**Stored records**
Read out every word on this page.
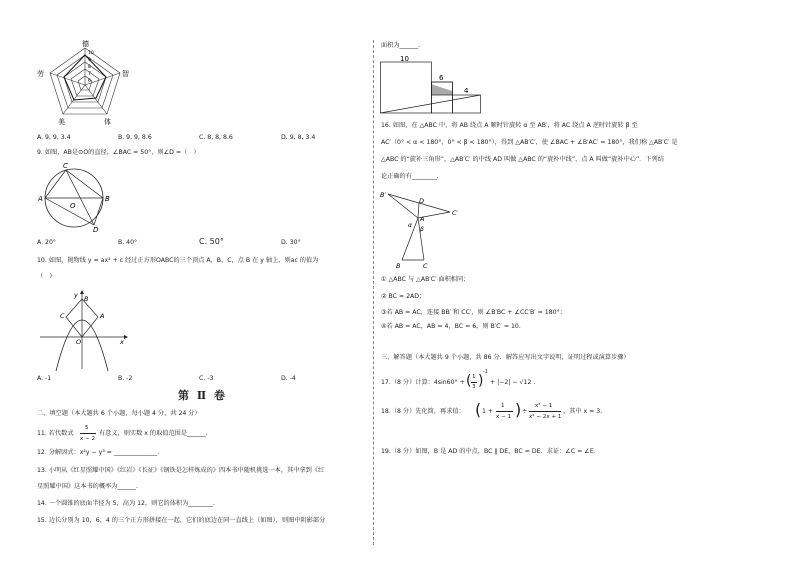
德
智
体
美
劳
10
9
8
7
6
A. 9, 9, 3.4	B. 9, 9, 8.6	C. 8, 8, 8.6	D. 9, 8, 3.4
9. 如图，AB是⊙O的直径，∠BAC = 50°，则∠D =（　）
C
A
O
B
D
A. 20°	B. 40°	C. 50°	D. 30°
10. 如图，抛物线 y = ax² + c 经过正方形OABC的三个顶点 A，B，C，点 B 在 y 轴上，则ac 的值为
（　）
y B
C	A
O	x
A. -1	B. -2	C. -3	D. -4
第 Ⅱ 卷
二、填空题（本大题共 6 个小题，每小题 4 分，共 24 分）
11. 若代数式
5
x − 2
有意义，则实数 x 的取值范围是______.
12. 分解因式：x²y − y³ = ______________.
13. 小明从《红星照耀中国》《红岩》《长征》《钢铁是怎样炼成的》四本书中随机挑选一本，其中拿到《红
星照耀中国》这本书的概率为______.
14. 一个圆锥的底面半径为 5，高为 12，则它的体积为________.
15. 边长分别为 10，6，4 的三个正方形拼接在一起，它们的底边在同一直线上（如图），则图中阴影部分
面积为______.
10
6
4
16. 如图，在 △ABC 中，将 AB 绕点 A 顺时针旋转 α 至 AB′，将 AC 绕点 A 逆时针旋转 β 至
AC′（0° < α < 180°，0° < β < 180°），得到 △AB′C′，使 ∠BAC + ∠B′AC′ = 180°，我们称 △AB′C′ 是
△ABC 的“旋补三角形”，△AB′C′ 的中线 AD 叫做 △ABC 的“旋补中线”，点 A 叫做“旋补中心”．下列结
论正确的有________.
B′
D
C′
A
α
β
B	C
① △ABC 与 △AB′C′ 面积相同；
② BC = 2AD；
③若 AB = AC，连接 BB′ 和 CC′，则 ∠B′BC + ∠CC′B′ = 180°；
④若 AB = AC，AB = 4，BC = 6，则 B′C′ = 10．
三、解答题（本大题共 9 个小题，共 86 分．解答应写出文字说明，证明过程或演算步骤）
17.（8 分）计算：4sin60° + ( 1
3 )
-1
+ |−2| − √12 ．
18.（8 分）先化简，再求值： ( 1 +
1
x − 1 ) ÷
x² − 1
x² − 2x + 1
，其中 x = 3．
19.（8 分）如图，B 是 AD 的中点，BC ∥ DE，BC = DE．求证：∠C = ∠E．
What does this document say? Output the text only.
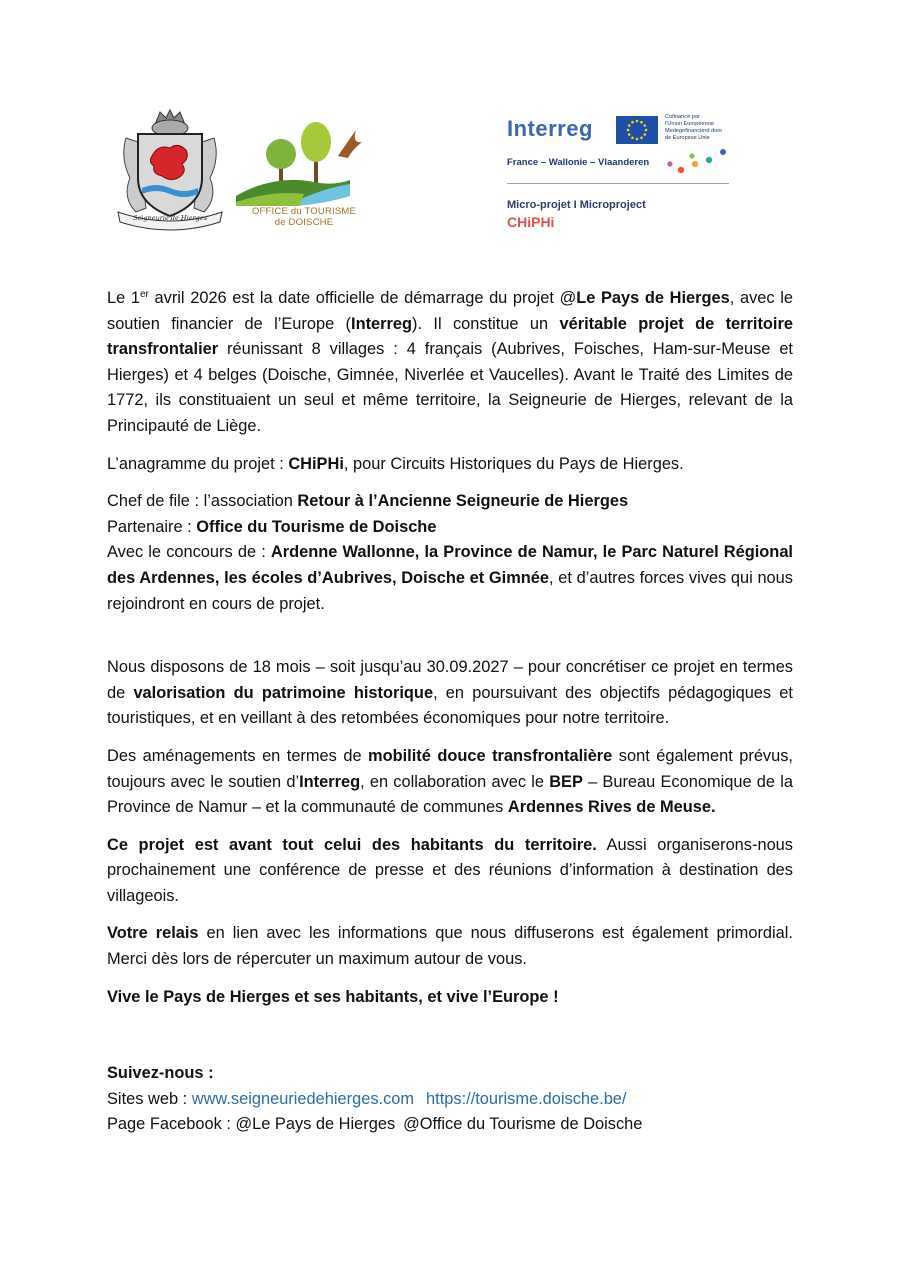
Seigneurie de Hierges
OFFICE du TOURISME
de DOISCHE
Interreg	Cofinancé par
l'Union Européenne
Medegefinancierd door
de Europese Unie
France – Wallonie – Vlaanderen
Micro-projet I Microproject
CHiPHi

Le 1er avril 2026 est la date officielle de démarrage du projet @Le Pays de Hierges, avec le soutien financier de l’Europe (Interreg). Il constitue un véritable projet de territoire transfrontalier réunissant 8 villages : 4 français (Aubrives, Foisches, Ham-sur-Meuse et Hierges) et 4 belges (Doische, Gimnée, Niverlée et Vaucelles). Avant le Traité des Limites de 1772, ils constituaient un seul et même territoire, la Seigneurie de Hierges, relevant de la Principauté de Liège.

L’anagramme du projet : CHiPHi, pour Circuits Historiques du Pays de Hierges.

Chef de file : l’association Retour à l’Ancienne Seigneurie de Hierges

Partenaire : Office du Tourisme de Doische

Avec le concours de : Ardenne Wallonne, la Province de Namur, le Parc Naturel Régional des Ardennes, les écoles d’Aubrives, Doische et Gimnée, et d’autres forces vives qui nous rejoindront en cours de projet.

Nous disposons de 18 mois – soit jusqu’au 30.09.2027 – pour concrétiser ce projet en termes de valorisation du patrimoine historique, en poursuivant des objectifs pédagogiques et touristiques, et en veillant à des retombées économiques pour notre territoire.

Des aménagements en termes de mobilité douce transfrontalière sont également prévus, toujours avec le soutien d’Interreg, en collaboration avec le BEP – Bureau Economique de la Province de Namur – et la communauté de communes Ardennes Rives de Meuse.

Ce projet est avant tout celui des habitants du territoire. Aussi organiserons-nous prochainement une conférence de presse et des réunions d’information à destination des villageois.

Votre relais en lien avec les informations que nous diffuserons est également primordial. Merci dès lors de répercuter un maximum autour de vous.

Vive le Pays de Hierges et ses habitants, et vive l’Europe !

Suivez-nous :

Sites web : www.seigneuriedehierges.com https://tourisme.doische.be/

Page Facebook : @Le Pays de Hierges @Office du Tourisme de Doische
==
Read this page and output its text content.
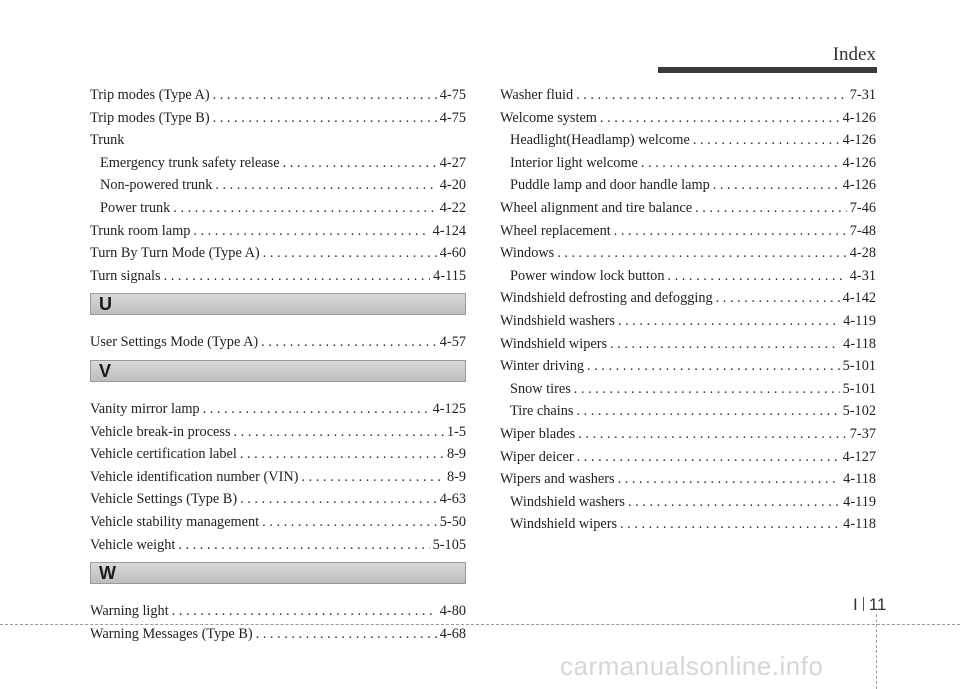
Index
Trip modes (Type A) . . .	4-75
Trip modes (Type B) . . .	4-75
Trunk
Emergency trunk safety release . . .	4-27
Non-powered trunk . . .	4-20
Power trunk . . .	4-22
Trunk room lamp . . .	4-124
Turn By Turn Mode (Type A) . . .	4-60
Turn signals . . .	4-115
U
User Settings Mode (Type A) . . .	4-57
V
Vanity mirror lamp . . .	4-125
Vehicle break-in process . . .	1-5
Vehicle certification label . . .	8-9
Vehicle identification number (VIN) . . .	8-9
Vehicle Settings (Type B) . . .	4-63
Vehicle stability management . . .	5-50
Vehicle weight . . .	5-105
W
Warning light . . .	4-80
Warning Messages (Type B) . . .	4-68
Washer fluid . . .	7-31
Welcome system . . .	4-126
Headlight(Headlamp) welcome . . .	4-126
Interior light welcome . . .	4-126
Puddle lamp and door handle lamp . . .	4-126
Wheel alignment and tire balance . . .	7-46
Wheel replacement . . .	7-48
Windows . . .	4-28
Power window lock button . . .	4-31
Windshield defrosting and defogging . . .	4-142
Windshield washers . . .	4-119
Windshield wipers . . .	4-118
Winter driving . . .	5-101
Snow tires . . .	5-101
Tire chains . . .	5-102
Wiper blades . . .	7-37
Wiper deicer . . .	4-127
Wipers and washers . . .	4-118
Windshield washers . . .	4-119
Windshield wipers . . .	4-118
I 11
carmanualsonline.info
==
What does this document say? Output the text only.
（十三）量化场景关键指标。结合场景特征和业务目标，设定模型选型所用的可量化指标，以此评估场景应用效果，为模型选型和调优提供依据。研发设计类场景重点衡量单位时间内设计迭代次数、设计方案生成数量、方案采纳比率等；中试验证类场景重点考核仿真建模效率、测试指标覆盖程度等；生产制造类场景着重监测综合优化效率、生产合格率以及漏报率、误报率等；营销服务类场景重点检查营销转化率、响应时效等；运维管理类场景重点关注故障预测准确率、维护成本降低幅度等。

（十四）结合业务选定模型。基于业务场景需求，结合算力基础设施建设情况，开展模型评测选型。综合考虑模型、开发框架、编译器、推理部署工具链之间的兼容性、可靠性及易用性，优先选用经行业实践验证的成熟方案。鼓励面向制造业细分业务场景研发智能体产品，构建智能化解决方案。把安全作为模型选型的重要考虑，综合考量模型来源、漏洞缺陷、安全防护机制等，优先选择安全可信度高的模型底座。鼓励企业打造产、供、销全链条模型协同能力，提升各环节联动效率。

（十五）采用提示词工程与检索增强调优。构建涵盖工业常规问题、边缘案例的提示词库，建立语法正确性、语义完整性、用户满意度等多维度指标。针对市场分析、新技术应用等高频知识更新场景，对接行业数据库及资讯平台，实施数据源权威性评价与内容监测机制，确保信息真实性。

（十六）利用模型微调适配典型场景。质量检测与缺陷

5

**Problem details**
Copy out every line of the listing that contains the string "Warning".

**Task output**
Warning light . . .	4-80
Warning Messages (Type B) . . .	4-68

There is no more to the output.